**Goal of the exercise:** Pick out the lines below that contain the string "Belling" and copy them all.

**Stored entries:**
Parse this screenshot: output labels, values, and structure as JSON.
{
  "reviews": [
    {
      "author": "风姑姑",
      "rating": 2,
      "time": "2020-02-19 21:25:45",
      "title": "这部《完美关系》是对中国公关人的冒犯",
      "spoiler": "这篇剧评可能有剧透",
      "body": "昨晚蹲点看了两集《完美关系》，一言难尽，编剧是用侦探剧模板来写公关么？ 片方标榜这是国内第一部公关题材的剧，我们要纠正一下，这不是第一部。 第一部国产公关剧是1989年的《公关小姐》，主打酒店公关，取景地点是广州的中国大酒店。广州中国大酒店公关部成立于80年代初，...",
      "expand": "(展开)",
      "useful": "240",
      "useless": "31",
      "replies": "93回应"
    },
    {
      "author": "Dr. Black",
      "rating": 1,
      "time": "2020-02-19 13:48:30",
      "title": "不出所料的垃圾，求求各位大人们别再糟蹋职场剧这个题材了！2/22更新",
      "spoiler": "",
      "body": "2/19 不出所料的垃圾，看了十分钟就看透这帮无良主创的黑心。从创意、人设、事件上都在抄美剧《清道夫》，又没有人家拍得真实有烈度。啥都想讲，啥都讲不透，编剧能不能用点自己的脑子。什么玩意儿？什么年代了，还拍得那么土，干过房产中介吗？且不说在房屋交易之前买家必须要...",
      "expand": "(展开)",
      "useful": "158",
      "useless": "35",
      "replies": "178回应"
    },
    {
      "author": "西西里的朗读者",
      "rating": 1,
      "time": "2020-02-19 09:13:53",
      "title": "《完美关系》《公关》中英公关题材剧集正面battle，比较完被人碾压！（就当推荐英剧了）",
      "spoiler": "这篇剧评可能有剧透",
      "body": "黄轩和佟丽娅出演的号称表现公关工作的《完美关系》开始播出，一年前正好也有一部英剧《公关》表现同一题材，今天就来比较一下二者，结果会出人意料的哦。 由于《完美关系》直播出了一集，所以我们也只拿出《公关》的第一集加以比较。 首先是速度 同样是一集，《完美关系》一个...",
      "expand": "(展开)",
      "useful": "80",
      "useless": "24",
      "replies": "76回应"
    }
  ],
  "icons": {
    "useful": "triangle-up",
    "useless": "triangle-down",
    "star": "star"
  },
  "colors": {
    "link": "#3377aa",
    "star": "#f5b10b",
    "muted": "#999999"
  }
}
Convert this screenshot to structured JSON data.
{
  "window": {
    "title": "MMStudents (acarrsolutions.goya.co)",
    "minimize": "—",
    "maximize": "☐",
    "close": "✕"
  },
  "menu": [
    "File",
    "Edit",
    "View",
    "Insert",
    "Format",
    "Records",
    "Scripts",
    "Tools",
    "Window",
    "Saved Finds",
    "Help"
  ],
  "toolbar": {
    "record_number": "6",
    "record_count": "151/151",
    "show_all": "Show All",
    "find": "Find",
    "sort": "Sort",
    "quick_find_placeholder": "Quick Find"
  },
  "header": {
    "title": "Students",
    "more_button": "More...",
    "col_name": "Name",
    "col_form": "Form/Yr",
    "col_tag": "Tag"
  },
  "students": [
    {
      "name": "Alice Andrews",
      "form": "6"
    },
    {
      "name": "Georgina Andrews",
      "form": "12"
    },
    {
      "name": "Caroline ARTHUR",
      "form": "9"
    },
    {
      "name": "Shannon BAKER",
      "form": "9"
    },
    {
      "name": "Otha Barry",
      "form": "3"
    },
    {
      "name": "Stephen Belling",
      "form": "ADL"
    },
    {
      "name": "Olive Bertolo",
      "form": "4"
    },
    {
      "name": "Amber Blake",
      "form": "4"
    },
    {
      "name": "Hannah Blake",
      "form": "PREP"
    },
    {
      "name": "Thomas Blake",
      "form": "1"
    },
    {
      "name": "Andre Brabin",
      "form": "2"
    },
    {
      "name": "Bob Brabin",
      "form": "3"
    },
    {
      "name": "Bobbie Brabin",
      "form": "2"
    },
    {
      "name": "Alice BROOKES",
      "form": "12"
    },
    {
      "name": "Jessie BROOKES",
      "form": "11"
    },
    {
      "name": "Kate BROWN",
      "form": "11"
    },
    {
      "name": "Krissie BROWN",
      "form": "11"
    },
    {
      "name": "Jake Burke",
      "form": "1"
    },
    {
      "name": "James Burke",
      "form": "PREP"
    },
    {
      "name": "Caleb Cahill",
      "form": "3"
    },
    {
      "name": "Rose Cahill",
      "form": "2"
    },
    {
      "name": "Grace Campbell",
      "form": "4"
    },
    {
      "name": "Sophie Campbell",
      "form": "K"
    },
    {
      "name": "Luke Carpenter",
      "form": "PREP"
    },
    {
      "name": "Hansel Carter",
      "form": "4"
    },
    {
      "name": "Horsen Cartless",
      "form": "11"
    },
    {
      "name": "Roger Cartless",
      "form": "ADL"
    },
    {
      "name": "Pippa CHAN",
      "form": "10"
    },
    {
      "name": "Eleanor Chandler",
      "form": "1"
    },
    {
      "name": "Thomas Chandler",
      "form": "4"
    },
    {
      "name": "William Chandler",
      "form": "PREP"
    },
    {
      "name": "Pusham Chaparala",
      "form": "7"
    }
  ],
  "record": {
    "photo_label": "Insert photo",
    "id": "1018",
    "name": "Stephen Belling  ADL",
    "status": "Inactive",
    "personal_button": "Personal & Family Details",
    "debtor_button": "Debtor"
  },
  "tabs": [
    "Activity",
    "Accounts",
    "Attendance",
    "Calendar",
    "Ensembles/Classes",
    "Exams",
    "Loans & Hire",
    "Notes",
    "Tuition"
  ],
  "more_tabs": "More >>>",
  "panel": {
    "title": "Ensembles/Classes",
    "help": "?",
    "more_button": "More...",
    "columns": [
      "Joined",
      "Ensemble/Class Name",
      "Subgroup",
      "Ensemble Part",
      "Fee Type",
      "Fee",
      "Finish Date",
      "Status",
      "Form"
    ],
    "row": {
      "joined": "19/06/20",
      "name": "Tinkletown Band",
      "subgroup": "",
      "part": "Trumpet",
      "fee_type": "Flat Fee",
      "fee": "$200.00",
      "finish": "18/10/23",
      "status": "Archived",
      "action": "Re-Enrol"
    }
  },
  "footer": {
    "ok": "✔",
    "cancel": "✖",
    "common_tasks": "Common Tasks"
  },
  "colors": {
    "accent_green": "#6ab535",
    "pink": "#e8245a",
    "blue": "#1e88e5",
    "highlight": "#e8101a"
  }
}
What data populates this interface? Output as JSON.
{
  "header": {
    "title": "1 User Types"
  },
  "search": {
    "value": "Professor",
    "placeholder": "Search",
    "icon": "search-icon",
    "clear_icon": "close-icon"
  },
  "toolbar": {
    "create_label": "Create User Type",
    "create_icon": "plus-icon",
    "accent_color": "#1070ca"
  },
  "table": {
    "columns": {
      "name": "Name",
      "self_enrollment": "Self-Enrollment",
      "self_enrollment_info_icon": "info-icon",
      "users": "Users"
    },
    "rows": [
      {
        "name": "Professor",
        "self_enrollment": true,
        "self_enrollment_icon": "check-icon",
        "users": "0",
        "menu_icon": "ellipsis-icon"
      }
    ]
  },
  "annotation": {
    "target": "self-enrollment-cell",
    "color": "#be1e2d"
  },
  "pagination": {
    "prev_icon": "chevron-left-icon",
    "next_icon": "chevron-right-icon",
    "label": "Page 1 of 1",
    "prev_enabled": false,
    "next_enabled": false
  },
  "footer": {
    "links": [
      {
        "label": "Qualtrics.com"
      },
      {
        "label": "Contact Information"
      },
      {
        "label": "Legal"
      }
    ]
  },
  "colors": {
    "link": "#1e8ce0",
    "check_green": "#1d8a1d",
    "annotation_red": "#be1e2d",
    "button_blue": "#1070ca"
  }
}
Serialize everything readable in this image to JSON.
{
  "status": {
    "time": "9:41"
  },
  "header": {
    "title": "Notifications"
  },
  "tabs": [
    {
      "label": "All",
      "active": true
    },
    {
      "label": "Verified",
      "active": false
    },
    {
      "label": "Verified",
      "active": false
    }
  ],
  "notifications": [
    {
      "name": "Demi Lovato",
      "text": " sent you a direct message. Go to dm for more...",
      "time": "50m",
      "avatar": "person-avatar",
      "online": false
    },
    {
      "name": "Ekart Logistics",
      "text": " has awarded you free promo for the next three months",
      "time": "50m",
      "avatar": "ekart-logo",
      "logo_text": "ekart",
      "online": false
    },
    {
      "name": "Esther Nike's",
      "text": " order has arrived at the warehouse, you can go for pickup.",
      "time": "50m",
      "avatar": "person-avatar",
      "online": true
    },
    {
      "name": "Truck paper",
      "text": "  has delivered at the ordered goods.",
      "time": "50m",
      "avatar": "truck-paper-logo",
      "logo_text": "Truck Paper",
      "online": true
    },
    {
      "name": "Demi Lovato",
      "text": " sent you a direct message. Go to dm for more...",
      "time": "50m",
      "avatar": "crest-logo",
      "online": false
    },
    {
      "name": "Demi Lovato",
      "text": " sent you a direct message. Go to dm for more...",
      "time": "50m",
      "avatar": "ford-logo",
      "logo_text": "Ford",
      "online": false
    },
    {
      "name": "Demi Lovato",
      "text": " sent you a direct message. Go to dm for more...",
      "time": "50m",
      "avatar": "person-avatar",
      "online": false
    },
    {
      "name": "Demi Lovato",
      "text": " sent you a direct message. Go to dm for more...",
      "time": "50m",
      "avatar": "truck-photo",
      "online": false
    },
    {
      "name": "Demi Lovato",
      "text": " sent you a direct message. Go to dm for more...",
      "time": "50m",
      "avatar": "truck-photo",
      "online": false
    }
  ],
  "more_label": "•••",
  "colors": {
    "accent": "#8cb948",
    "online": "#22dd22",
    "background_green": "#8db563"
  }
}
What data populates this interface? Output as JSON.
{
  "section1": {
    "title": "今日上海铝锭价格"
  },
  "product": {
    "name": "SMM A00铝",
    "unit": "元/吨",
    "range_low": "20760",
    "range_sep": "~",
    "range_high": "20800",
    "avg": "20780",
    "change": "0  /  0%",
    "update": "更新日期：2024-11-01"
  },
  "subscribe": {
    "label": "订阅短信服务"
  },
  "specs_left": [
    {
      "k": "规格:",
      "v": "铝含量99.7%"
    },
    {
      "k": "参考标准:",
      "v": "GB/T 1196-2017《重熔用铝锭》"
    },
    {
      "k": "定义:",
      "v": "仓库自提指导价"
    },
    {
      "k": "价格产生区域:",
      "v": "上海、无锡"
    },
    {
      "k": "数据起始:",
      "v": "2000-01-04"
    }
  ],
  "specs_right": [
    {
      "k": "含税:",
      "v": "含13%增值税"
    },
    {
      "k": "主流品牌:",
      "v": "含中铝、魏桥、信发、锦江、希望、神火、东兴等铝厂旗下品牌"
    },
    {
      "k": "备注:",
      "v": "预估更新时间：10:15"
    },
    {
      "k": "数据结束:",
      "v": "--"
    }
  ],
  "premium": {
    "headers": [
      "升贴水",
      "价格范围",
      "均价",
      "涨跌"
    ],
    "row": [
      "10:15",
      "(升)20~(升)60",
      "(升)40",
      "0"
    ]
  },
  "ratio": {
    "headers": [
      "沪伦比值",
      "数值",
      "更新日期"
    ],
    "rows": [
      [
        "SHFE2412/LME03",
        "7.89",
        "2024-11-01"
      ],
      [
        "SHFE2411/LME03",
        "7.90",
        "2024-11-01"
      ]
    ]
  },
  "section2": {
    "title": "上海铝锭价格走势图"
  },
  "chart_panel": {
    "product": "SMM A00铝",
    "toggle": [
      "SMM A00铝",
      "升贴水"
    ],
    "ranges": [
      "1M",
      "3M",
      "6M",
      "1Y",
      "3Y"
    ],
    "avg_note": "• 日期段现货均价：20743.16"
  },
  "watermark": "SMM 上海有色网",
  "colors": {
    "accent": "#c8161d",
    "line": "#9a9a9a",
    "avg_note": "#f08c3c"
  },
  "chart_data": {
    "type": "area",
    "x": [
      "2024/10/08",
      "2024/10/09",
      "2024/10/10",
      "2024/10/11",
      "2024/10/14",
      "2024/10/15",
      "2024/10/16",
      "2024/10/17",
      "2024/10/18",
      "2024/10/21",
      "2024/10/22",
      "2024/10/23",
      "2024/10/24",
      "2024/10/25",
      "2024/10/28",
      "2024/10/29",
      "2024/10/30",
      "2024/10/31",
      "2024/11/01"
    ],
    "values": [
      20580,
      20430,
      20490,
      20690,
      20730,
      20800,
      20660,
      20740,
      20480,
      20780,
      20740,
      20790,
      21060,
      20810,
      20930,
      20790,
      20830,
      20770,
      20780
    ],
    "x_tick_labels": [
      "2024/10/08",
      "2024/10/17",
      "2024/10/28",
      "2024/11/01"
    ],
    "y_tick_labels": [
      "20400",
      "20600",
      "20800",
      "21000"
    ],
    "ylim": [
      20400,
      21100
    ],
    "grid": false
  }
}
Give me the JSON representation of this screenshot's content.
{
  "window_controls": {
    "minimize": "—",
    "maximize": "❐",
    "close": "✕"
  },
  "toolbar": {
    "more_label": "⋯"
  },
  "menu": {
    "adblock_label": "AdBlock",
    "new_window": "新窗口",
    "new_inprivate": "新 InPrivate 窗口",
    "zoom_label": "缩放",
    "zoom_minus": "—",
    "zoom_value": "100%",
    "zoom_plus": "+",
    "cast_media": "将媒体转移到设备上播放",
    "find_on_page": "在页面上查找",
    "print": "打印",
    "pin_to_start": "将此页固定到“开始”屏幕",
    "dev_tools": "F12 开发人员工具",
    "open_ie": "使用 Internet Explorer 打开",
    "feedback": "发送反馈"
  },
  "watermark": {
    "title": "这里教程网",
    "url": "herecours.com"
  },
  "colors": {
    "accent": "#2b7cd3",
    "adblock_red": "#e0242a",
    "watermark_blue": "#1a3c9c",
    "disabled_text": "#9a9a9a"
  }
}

**Solution to the problem:**
      "name": "Stephen Belling",
    "name": "Stephen Belling  ADL",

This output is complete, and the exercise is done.